◆ Written exercise
List all lines of the data containing the word "sair".
"""
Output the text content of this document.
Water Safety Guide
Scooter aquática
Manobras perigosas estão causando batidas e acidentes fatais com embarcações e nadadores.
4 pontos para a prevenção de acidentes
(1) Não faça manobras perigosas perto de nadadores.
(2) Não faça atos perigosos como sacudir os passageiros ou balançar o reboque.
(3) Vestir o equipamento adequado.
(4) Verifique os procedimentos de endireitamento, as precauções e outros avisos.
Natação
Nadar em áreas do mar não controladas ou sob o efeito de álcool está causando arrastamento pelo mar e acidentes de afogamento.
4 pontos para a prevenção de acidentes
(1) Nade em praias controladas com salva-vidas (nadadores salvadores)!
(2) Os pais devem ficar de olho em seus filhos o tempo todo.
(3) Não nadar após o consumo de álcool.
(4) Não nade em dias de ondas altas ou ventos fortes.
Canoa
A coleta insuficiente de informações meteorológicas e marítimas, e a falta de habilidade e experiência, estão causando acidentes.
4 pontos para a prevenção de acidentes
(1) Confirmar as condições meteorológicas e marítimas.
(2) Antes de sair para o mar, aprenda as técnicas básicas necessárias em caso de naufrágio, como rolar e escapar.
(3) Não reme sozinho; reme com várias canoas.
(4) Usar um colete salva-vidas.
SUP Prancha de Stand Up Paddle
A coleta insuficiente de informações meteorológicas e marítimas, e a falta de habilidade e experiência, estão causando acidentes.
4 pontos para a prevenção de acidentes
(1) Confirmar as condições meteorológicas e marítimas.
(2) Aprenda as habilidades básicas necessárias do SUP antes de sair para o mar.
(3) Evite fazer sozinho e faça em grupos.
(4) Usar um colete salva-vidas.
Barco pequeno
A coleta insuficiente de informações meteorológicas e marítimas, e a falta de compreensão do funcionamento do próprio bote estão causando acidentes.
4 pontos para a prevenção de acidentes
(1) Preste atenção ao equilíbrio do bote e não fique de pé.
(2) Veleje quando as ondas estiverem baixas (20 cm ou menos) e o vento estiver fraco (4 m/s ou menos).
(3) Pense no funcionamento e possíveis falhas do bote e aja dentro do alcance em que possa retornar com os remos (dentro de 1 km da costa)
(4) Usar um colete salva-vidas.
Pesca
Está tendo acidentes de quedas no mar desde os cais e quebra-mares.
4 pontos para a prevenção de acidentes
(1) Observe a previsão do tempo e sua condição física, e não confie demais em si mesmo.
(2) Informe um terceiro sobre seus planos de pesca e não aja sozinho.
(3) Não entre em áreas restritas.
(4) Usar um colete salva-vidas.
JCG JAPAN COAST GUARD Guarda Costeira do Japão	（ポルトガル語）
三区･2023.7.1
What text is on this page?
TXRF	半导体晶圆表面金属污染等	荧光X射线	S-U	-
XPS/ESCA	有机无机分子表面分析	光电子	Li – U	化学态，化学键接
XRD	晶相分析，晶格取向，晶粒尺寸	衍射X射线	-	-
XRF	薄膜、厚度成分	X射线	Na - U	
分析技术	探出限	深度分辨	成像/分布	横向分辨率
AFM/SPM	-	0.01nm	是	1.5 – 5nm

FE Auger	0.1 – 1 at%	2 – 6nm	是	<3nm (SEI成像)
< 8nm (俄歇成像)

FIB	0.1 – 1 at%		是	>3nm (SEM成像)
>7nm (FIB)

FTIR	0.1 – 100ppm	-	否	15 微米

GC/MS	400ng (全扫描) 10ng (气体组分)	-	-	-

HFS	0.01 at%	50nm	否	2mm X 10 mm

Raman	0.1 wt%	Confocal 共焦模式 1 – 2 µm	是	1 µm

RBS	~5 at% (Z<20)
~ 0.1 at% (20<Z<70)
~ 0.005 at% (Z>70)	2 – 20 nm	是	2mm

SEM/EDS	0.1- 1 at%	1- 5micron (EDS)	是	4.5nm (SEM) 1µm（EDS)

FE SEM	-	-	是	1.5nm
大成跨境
"""
◆ Answer to this exercise
(2) Antes de sair para o mar, aprenda as técnicas básicas necessárias em caso de naufrágio, como rolar e escapar.
(2) Aprenda as habilidades básicas necessárias do SUP antes de sair para o mar.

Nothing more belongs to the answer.